Find the string "PARPOL" in the entries and copy each line that has it.

> _Records to process_
********
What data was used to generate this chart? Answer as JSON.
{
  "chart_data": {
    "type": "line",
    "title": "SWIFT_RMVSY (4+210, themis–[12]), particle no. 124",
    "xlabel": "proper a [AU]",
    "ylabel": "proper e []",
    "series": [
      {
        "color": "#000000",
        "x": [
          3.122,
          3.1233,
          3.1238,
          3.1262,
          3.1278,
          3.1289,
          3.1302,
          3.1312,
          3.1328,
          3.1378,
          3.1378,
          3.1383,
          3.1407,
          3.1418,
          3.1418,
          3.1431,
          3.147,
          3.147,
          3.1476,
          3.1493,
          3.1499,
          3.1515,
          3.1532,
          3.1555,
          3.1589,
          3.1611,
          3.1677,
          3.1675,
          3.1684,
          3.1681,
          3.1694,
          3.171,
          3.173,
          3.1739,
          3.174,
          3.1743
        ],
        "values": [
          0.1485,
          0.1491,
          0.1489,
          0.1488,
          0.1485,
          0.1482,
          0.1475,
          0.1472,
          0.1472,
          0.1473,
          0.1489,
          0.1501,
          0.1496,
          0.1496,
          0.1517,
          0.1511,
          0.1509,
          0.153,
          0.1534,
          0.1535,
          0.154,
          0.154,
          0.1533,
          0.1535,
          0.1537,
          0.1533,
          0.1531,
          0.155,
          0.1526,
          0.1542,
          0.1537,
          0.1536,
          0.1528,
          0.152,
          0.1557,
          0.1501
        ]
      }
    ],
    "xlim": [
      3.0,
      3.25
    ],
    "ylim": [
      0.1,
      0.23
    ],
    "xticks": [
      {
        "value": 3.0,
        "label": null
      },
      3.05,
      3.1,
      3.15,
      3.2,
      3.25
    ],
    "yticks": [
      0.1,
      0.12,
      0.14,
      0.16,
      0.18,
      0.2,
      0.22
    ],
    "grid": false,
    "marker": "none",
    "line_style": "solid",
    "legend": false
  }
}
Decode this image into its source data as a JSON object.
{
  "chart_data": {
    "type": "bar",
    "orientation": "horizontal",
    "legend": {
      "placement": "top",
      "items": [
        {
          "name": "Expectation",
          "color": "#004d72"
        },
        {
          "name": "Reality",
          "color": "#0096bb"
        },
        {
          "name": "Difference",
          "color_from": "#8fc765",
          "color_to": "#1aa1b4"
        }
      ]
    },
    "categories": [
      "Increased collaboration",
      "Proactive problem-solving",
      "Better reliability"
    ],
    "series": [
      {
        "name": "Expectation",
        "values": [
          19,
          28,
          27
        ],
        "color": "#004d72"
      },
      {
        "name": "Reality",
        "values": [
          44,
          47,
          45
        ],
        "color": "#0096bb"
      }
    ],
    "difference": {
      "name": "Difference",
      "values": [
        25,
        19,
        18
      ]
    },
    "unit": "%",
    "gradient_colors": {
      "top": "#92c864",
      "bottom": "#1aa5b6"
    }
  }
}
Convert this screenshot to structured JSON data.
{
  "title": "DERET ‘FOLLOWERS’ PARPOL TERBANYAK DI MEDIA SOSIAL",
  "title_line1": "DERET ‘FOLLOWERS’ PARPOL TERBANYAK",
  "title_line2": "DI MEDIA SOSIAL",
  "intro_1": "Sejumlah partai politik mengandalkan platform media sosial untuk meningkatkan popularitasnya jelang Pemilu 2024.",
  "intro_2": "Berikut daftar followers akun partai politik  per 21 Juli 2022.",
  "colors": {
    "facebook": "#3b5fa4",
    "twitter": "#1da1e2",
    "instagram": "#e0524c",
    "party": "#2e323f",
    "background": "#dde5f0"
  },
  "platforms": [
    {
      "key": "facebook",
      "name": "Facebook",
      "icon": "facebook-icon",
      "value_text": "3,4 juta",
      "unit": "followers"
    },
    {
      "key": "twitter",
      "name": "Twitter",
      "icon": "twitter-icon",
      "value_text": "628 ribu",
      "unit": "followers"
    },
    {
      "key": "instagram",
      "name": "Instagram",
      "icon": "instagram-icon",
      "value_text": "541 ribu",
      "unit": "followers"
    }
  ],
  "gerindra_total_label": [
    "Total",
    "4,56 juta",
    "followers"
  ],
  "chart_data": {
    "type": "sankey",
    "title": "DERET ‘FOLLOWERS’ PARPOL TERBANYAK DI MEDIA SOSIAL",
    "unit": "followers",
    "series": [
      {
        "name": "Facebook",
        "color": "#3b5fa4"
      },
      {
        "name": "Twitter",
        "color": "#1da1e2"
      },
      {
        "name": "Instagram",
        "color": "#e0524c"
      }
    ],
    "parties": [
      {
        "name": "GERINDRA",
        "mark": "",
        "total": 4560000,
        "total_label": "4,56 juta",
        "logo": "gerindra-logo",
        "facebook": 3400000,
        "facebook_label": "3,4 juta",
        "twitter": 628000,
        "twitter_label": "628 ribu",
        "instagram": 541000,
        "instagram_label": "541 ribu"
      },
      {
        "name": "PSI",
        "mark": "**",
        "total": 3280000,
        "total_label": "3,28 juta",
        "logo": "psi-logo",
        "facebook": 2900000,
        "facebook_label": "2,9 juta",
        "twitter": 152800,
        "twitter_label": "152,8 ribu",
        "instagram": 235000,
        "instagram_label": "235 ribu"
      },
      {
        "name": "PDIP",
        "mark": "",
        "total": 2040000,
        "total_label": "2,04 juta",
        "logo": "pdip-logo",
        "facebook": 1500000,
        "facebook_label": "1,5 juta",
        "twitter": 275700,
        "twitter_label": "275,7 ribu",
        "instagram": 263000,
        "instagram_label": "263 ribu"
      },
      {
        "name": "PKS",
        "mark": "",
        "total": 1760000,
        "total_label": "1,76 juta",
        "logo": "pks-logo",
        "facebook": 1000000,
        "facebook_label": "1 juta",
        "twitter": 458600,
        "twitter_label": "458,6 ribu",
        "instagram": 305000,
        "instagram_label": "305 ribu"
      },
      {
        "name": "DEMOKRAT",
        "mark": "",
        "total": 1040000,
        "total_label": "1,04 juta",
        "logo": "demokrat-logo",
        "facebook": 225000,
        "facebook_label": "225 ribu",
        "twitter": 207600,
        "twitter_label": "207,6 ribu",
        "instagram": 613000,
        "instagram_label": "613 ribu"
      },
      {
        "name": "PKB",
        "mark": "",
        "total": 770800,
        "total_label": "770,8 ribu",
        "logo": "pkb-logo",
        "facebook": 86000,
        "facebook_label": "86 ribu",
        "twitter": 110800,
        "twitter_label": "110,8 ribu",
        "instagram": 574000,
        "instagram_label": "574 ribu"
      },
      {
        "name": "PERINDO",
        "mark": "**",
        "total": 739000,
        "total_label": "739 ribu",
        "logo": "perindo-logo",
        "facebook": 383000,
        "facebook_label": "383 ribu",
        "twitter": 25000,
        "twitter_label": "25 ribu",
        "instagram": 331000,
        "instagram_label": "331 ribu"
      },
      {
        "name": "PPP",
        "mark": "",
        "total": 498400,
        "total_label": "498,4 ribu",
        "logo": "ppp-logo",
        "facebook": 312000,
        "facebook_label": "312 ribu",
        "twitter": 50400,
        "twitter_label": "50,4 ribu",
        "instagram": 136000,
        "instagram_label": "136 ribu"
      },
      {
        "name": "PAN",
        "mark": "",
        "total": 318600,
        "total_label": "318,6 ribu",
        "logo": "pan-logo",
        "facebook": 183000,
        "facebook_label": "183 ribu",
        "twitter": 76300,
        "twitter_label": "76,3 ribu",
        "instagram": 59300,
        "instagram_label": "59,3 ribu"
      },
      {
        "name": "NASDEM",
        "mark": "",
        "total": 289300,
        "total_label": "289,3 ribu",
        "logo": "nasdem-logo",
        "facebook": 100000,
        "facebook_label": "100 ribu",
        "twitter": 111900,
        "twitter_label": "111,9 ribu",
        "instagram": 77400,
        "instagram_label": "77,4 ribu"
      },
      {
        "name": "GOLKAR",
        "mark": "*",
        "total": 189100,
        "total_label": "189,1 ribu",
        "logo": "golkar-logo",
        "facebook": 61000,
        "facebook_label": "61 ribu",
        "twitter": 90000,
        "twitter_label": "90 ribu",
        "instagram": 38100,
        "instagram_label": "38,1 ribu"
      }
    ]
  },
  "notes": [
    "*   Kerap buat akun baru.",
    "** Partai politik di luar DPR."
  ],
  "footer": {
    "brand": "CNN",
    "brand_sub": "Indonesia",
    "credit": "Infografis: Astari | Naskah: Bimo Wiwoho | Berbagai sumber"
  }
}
********
> _Result_
  "title": "DERET ‘FOLLOWERS’ PARPOL TERBANYAK DI MEDIA SOSIAL",
  "title_line1": "DERET ‘FOLLOWERS’ PARPOL TERBANYAK",
    "title": "DERET ‘FOLLOWERS’ PARPOL TERBANYAK DI MEDIA SOSIAL",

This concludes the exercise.